▶ [PROBLEM] Scan the following data for lines with "Anda" and state how many there are, as a number only.

▶ [Website and app data records]
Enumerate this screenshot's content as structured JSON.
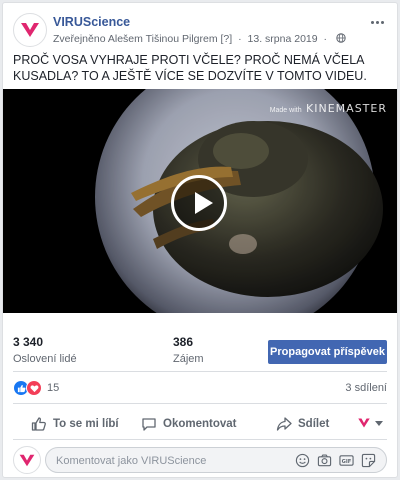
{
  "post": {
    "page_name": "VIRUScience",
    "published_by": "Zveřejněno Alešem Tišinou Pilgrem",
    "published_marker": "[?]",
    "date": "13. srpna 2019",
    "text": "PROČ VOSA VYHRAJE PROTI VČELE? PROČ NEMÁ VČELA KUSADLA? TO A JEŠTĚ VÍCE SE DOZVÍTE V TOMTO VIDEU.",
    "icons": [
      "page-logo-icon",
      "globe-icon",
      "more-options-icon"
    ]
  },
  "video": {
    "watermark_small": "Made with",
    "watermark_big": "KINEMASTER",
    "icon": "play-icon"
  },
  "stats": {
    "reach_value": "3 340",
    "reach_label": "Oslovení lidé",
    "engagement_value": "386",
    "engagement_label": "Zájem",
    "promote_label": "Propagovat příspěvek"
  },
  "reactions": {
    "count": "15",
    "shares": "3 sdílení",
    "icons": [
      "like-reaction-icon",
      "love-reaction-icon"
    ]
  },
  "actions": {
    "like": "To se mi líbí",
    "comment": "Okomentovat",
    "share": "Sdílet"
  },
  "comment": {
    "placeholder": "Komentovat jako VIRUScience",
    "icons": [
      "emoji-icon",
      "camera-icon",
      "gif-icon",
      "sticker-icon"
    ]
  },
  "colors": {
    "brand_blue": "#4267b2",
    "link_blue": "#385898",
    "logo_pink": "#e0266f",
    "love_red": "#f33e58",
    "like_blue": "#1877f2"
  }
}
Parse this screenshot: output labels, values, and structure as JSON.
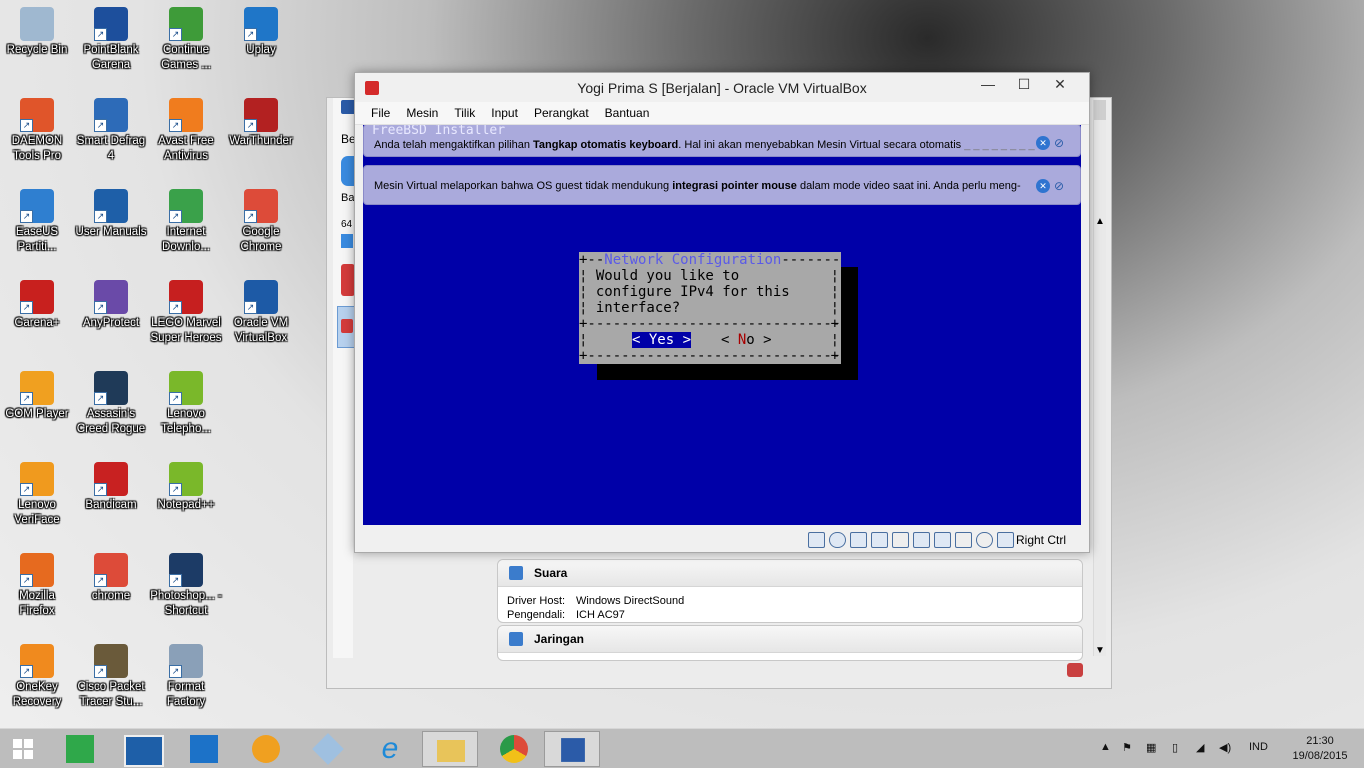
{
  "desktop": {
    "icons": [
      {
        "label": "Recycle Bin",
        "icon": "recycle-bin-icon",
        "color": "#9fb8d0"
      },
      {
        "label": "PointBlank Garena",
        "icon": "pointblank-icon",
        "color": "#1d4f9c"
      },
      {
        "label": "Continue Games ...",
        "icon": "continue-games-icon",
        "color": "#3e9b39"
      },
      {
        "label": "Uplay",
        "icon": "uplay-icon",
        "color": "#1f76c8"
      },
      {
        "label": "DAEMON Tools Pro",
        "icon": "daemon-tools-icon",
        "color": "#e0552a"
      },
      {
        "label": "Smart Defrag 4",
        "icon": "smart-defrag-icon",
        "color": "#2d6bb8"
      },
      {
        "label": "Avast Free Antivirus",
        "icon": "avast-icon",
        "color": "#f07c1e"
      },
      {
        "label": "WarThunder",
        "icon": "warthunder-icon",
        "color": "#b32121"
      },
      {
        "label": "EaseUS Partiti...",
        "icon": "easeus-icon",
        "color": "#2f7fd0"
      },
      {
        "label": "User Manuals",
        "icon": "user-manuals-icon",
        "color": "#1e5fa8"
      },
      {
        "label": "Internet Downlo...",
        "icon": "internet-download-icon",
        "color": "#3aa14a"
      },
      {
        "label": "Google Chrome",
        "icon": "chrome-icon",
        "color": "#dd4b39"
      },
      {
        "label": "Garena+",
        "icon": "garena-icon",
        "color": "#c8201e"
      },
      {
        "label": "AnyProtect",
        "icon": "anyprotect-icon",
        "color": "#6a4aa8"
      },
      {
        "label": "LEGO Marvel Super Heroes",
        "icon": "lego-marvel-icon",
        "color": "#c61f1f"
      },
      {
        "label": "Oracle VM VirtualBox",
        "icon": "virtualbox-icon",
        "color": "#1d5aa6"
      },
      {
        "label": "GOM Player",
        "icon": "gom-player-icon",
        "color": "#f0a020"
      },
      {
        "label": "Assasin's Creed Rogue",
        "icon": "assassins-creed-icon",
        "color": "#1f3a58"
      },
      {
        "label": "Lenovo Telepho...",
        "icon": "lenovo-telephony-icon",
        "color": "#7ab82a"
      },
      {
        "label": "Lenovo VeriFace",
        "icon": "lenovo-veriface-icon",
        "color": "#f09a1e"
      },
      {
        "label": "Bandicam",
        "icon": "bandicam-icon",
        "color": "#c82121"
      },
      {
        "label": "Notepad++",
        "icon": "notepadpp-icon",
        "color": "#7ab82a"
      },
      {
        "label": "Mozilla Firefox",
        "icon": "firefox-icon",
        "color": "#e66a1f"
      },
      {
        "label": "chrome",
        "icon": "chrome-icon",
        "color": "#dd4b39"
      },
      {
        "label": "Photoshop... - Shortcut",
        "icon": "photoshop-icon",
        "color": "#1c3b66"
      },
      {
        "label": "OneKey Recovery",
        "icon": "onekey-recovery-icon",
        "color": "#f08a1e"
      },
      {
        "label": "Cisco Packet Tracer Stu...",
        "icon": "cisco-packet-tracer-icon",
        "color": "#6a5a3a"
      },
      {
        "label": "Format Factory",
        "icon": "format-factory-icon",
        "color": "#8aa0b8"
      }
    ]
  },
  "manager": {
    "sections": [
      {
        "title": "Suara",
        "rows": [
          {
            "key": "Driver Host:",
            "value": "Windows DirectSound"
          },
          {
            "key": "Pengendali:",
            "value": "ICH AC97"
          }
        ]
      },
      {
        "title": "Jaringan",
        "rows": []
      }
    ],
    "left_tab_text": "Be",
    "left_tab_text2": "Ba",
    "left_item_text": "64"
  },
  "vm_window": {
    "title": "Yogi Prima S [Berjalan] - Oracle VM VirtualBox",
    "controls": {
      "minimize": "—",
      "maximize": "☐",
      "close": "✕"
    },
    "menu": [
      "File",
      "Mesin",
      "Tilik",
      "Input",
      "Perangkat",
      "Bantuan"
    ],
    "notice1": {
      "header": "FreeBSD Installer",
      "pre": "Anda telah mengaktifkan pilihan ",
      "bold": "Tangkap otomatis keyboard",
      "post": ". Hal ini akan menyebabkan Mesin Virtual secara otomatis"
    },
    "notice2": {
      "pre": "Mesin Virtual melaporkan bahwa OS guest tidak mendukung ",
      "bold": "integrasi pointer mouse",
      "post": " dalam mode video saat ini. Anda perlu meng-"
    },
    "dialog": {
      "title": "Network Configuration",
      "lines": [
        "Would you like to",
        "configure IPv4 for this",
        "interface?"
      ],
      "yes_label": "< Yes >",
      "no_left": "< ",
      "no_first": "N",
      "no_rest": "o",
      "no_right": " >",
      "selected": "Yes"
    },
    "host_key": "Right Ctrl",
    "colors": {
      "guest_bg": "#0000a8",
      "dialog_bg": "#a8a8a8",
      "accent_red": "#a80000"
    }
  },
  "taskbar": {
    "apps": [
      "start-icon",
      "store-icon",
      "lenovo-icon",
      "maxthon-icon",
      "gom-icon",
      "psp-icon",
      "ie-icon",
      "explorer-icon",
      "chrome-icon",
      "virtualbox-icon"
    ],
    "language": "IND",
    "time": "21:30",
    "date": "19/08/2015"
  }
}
* * *
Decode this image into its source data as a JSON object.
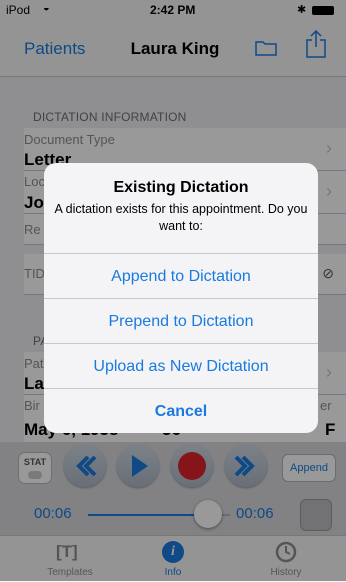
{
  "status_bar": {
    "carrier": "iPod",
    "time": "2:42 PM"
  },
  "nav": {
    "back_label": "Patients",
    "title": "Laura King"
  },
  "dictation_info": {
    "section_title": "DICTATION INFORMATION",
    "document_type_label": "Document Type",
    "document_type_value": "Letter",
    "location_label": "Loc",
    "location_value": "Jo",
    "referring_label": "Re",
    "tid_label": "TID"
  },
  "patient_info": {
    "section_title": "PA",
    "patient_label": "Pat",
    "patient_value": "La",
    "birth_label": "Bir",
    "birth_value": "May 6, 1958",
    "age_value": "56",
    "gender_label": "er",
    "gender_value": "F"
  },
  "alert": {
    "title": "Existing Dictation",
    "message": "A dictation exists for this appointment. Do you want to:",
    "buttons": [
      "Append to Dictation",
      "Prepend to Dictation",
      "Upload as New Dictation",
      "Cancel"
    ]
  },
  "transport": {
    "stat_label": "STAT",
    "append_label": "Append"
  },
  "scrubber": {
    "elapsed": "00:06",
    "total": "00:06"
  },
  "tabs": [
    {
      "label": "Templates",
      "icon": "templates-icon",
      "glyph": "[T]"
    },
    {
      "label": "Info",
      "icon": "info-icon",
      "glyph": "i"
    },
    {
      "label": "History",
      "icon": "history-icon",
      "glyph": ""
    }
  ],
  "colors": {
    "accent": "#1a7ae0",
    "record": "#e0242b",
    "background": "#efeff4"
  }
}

▶ [RESPONSE TO THIS TASK] 2